◆ DATA EXCERPTS ◆

********************

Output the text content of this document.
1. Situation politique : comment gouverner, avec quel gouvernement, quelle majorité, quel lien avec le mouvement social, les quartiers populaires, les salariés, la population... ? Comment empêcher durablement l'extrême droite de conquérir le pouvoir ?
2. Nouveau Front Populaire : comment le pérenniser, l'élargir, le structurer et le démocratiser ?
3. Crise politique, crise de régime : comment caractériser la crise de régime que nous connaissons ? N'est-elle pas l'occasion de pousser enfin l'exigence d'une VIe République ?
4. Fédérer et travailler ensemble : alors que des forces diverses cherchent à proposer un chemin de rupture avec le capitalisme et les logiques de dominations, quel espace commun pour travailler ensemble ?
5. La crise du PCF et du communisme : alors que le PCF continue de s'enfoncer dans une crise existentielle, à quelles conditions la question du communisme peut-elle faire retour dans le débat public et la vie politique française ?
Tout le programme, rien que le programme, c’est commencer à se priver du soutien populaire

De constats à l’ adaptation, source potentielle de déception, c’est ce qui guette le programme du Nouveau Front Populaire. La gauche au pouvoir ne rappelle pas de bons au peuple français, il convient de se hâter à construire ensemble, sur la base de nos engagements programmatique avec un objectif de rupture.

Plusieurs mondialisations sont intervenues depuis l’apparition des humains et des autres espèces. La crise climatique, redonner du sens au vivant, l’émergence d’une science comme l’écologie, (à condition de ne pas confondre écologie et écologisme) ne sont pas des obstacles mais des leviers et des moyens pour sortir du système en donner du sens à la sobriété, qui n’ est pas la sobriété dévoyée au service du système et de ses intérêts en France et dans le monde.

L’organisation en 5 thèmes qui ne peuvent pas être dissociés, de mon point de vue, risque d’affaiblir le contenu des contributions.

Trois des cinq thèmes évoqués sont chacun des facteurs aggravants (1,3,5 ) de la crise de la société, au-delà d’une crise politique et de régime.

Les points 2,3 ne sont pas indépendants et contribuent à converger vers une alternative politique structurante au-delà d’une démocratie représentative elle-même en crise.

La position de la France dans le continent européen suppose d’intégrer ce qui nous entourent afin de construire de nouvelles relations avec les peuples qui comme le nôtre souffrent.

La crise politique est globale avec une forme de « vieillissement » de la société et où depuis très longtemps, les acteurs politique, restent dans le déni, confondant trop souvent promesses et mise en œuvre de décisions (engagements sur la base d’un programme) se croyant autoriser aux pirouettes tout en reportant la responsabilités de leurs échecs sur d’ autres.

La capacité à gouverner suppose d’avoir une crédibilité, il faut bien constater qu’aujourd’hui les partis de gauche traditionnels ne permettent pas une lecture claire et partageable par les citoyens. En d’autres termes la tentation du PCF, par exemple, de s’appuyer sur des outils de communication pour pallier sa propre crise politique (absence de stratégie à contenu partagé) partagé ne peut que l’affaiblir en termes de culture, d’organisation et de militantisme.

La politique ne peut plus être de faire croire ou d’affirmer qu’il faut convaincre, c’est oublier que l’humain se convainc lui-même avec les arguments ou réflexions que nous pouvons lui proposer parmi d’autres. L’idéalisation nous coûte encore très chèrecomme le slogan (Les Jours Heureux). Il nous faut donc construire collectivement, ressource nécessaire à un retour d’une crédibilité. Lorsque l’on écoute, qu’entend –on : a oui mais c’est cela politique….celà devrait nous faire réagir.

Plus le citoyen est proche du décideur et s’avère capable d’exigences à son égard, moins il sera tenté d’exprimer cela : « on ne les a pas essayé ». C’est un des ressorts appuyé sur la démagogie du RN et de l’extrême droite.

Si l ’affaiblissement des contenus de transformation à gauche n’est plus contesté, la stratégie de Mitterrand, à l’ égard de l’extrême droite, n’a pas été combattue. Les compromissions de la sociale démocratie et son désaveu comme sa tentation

********************

In the listing above, locate each line with "thèmes" and copy it.

◆ THE ANSWER ◆
L’organisation en 5 thèmes qui ne peuvent pas être dissociés, de mon point de vue, risque d’affaiblir le contenu des contributions.
Trois des cinq thèmes évoqués sont chacun des facteurs aggravants (1,3,5 ) de la crise de la société, au-delà d’une crise politique et de régime.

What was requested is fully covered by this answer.